■ **The problem**:
Copy all lines in which the word "name" can be found.

(Records from a dataset)
>> START

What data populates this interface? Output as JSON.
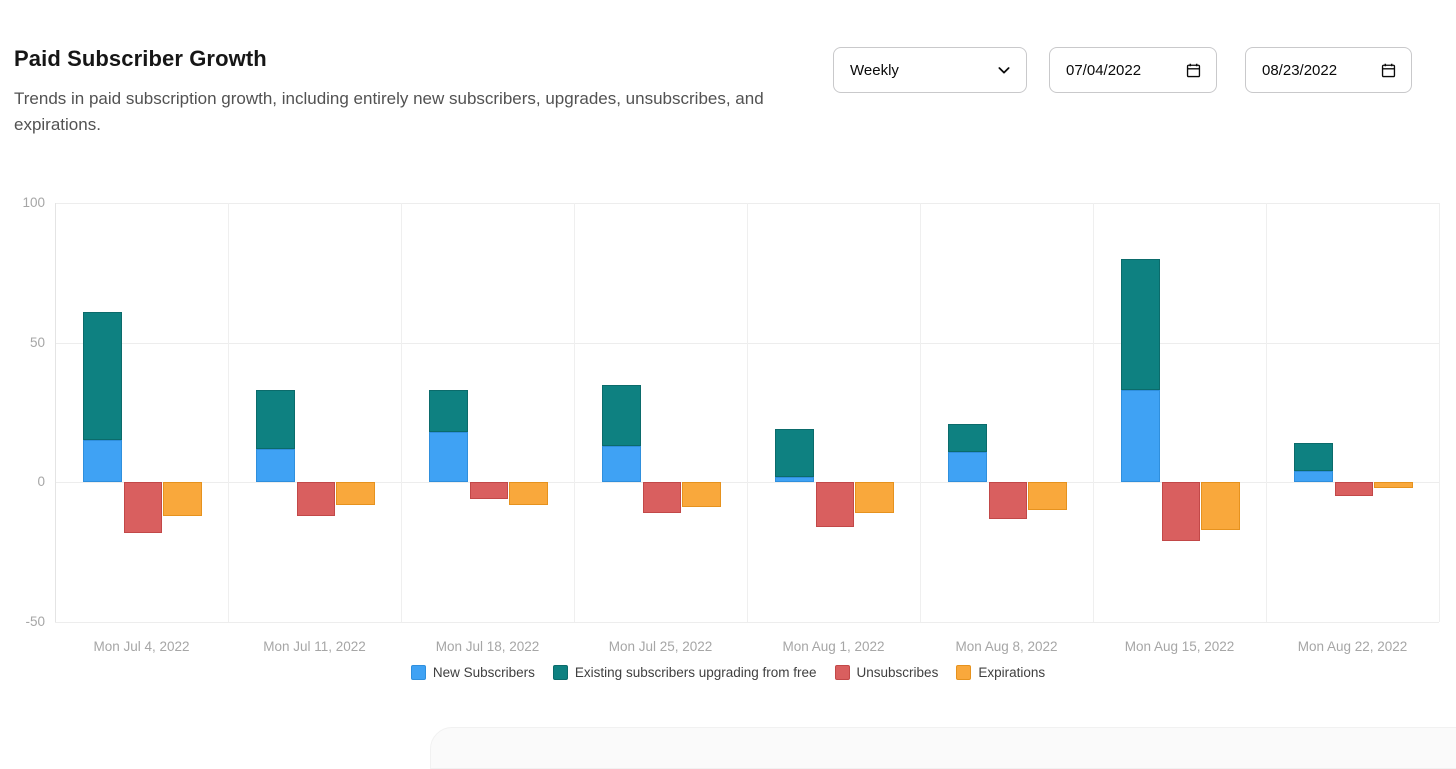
{
  "header": {
    "title": "Paid Subscriber Growth",
    "subtitle": "Trends in paid subscription growth, including entirely new subscribers, upgrades, unsubscribes, and expirations."
  },
  "controls": {
    "frequency": {
      "value": "Weekly",
      "icon": "chevron-down"
    },
    "start_date": {
      "value": "07/04/2022",
      "icon": "calendar"
    },
    "end_date": {
      "value": "08/23/2022",
      "icon": "calendar"
    }
  },
  "chart_data": {
    "type": "bar",
    "title": "Paid Subscriber Growth",
    "categories": [
      "Mon Jul 4, 2022",
      "Mon Jul 11, 2022",
      "Mon Jul 18, 2022",
      "Mon Jul 25, 2022",
      "Mon Aug 1, 2022",
      "Mon Aug 8, 2022",
      "Mon Aug 15, 2022",
      "Mon Aug 22, 2022"
    ],
    "series": [
      {
        "name": "New Subscribers",
        "stack": "positive",
        "color": "#3FA2F4",
        "border": "#2f8fdd",
        "values": [
          15,
          12,
          18,
          13,
          2,
          11,
          33,
          4
        ]
      },
      {
        "name": "Existing subscribers upgrading from free",
        "stack": "positive",
        "color": "#0E8181",
        "border": "#0b6b6b",
        "values": [
          46,
          21,
          15,
          22,
          17,
          10,
          47,
          10
        ]
      },
      {
        "name": "Unsubscribes",
        "stack": "negative-1",
        "color": "#D95F5F",
        "border": "#c24848",
        "values": [
          -18,
          -12,
          -6,
          -11,
          -16,
          -13,
          -21,
          -5
        ]
      },
      {
        "name": "Expirations",
        "stack": "negative-2",
        "color": "#F9A83C",
        "border": "#e6921e",
        "values": [
          -12,
          -8,
          -8,
          -9,
          -11,
          -10,
          -17,
          -2
        ]
      }
    ],
    "ylim": [
      -50,
      100
    ],
    "yticks": [
      100,
      50,
      0,
      -50
    ],
    "grid": true,
    "legend_position": "bottom"
  }
}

>> END

■ **Task solution**:
        "name": "New Subscribers",
        "name": "Existing subscribers upgrading from free",
        "name": "Unsubscribes",
        "name": "Expirations",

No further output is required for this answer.